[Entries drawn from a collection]
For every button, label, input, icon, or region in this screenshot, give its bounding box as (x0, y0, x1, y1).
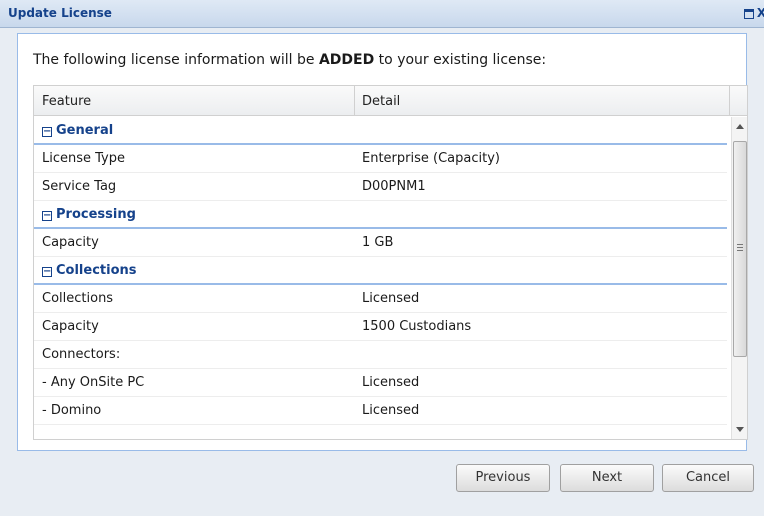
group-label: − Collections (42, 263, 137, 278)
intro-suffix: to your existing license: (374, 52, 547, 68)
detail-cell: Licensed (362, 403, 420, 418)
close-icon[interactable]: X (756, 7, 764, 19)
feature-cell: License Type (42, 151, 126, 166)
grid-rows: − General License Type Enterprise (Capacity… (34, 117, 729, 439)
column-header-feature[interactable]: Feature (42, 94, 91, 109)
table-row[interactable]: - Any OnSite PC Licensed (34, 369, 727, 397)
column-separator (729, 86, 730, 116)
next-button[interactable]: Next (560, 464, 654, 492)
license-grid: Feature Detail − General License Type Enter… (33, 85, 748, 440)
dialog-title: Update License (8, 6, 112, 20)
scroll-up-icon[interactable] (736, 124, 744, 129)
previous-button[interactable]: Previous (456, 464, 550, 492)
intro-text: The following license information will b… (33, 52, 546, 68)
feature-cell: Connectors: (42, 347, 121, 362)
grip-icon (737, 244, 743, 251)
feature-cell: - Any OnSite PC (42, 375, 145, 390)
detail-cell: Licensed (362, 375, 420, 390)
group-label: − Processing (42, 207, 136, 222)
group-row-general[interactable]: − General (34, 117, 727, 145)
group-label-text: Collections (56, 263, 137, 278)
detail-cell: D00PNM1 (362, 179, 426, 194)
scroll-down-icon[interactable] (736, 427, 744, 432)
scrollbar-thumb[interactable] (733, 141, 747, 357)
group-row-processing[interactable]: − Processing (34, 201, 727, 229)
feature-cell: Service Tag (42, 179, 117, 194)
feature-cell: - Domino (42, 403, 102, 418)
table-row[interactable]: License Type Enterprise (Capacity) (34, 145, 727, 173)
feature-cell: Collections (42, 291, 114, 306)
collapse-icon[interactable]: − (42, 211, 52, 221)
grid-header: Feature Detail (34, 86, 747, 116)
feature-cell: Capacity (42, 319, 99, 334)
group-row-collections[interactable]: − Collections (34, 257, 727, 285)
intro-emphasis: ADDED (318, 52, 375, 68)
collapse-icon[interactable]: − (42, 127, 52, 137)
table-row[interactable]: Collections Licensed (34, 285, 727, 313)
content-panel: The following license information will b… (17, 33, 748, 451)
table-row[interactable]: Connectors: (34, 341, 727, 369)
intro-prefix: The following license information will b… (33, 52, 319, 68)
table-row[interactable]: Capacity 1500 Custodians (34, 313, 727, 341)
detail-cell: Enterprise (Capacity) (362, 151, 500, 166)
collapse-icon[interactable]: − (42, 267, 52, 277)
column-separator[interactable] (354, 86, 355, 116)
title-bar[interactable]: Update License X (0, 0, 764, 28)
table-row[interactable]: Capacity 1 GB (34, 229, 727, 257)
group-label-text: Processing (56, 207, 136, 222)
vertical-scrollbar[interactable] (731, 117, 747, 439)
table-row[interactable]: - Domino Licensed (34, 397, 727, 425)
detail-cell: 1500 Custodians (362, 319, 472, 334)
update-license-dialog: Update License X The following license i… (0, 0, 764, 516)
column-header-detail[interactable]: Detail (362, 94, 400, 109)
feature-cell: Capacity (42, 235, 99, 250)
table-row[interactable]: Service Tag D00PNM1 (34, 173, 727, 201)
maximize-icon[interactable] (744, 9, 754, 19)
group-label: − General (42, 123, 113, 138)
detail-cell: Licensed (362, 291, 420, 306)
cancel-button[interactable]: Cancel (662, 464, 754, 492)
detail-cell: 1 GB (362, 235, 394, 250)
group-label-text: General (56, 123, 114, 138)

Aim: Reproduce the data verbatim, beginning with the line that contains "group-label: − Collections" and continuing through the line that contains "next-button[interactable]: Next (560, 464, 654, 492)", with both of those lines included.

Task result:
group-label: − Collections (42, 263, 137, 278)
intro-suffix: to your existing license: (374, 52, 547, 68)
detail-cell: Licensed (362, 403, 420, 418)
close-icon[interactable]: X (756, 7, 764, 19)
feature-cell: License Type (42, 151, 126, 166)
grid-rows: − General License Type Enterprise (Capacity… (34, 117, 729, 439)
column-header-feature[interactable]: Feature (42, 94, 91, 109)
table-row[interactable]: - Any OnSite PC Licensed (34, 369, 727, 397)
column-separator (729, 86, 730, 116)
next-button[interactable]: Next (560, 464, 654, 492)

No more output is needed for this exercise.